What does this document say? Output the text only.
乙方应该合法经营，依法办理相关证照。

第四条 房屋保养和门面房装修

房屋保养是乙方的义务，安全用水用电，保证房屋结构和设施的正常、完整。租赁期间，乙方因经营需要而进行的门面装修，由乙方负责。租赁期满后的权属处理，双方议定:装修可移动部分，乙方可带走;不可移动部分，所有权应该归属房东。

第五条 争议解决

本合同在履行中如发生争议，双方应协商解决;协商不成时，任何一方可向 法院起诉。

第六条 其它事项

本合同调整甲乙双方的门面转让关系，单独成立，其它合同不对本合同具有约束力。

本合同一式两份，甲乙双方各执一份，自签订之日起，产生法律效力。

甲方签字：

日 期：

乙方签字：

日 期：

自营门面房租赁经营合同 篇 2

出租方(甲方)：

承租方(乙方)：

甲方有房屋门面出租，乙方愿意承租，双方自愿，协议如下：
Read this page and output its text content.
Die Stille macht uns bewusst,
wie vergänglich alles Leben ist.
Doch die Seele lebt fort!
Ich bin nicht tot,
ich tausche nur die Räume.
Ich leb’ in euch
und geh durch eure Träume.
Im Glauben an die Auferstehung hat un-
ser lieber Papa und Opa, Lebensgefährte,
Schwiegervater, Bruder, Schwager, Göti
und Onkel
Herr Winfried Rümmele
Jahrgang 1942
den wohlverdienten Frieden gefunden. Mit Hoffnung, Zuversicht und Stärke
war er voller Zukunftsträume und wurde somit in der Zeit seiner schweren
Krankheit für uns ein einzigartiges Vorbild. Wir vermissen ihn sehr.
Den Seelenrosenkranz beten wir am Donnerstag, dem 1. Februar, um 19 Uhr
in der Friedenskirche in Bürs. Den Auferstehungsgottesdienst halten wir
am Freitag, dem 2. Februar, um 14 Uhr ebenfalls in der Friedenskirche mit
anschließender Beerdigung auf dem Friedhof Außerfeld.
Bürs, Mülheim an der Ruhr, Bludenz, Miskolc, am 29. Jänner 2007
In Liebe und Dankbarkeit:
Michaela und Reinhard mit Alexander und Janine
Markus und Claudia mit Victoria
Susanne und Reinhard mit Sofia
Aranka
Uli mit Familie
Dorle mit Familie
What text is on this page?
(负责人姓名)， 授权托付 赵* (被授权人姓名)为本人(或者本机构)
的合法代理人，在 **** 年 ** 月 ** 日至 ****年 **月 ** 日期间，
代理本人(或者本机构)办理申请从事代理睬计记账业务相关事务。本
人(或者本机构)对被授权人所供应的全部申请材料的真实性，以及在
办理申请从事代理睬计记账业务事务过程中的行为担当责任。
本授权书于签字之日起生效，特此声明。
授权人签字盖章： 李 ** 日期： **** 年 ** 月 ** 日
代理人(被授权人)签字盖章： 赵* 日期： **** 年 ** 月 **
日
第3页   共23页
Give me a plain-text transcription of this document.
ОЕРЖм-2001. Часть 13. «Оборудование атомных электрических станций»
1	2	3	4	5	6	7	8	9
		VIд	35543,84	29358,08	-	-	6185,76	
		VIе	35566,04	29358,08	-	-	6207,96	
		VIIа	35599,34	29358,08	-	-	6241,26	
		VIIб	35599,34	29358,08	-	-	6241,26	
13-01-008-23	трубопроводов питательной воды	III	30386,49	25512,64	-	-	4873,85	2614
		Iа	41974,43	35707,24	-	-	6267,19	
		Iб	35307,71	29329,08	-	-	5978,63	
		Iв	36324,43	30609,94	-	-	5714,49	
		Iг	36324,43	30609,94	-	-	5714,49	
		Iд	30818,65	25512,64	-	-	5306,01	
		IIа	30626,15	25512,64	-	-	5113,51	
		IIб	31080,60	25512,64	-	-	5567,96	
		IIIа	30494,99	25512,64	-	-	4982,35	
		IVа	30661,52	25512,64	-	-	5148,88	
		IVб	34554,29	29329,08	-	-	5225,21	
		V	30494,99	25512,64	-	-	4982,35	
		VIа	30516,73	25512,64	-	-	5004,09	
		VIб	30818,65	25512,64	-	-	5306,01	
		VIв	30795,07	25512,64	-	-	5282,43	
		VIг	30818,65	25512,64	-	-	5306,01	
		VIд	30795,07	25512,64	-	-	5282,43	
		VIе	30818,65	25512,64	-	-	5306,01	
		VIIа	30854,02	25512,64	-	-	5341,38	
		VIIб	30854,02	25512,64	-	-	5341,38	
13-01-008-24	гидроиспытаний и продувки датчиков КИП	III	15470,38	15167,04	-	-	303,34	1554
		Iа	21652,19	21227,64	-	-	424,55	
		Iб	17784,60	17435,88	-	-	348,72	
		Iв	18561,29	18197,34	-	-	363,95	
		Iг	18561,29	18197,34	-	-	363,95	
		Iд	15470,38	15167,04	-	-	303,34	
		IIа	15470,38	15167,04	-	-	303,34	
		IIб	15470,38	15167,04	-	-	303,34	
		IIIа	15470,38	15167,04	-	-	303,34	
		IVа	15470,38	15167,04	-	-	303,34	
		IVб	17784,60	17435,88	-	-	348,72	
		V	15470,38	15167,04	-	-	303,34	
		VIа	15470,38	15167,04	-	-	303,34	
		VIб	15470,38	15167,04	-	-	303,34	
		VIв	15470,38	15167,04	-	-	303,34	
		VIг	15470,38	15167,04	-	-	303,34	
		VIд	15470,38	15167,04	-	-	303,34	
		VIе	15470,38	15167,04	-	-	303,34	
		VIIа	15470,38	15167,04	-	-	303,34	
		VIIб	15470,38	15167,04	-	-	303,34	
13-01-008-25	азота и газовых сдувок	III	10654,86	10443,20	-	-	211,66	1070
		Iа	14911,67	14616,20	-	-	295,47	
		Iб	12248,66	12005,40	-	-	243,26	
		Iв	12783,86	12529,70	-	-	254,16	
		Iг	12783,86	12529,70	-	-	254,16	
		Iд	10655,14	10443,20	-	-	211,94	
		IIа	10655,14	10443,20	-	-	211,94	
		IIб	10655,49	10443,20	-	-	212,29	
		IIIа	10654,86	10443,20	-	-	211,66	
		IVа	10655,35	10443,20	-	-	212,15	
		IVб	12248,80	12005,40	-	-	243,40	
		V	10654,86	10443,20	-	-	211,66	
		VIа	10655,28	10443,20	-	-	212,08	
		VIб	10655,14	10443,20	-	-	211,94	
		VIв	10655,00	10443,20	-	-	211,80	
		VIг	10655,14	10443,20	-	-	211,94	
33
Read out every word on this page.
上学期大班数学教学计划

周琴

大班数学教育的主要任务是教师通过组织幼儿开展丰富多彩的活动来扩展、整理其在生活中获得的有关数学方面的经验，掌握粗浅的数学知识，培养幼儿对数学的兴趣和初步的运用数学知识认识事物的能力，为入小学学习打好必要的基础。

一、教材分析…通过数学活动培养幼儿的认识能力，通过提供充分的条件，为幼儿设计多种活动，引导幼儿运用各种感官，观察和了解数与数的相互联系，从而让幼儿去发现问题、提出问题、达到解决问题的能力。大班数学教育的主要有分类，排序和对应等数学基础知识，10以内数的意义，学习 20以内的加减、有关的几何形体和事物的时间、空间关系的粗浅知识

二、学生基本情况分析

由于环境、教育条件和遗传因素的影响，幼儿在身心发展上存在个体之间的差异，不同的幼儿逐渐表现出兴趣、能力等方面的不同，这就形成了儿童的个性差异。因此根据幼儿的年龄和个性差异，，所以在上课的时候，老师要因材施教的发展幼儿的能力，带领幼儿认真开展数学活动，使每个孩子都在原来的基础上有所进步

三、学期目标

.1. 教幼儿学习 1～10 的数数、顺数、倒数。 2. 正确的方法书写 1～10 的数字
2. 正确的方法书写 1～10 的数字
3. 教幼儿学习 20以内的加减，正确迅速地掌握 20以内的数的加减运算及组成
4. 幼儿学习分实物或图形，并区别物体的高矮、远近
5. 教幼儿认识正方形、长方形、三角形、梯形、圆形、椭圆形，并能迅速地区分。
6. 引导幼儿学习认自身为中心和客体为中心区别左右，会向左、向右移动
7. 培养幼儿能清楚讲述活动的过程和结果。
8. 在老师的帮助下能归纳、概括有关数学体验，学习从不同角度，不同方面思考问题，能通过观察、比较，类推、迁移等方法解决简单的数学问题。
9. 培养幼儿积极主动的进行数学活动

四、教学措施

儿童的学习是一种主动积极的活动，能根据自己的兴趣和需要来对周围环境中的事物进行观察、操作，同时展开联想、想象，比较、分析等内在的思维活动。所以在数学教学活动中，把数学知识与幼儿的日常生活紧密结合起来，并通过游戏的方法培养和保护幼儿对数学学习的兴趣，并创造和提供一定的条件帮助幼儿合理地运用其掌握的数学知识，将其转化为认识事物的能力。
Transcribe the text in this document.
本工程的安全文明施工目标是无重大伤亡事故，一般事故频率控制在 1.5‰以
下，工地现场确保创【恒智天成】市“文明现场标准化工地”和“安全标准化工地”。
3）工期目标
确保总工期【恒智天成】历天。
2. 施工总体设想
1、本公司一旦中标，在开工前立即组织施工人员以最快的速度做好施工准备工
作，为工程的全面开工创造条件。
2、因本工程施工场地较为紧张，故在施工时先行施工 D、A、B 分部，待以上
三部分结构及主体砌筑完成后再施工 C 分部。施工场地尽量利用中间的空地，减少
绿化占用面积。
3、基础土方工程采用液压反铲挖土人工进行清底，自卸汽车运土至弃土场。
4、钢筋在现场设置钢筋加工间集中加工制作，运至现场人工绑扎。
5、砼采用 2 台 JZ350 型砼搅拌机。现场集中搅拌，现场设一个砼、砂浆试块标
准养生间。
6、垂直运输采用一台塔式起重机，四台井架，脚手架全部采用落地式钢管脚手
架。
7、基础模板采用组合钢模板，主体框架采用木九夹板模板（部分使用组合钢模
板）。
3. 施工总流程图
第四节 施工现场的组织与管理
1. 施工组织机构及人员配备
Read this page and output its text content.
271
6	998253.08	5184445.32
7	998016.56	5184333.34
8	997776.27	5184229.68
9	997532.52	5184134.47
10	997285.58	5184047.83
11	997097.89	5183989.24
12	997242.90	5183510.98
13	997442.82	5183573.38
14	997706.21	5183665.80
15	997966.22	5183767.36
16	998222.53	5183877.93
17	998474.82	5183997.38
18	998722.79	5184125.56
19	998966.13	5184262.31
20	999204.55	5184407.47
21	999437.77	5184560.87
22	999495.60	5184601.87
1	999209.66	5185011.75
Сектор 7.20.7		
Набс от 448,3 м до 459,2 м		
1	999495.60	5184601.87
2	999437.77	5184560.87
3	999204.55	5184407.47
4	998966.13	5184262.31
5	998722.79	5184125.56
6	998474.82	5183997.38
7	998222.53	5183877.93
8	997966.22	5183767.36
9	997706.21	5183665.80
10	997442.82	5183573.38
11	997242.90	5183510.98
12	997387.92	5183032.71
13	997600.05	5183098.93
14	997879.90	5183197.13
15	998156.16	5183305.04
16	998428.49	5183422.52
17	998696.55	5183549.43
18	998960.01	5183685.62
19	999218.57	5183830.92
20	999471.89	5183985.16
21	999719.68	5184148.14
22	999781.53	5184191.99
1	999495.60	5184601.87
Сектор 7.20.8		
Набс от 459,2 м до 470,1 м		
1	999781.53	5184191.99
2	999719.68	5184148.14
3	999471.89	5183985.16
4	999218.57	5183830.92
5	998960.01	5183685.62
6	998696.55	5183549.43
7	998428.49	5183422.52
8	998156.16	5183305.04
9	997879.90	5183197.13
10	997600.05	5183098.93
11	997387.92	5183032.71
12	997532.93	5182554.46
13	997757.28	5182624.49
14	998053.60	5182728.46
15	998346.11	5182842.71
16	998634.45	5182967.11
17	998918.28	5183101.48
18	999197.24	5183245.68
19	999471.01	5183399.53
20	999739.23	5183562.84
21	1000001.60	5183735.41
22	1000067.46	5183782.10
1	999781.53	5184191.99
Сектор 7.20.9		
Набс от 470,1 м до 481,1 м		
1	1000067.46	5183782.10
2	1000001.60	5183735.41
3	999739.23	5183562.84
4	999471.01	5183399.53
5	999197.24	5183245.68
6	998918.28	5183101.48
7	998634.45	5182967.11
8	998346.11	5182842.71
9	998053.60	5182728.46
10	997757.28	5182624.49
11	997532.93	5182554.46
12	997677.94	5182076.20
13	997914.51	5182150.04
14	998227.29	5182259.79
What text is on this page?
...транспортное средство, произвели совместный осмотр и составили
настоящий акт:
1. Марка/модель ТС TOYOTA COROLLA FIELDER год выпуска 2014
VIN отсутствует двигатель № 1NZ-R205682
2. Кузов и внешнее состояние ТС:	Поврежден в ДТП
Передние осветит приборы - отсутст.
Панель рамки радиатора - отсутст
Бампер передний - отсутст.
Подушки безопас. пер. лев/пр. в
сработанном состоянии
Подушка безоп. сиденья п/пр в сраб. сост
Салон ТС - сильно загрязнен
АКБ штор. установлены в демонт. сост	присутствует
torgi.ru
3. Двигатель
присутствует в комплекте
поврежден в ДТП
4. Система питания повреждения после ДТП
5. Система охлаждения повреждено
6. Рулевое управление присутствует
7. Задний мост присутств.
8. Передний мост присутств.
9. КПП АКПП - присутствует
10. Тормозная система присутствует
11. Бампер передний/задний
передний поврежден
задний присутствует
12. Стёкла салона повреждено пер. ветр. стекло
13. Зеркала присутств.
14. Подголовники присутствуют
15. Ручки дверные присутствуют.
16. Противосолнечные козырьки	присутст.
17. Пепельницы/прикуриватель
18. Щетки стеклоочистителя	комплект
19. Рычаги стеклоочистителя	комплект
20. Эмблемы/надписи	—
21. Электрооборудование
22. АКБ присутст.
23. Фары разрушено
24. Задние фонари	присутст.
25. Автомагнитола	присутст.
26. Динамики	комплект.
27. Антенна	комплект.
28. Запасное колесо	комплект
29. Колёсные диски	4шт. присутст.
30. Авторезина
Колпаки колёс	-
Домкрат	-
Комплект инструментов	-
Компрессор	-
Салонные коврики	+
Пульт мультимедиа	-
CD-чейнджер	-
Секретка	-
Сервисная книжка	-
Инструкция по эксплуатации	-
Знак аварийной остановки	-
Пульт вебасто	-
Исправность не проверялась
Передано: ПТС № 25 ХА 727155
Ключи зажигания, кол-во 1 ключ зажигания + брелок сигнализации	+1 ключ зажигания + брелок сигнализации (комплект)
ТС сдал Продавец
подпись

---

#### [Your instructions]
Find the word "恒智天成" and list each line it appears in.

#### [Complete response]
下，工地现场确保创【恒智天成】市“文明现场标准化工地”和“安全标准化工地”。
确保总工期【恒智天成】历天。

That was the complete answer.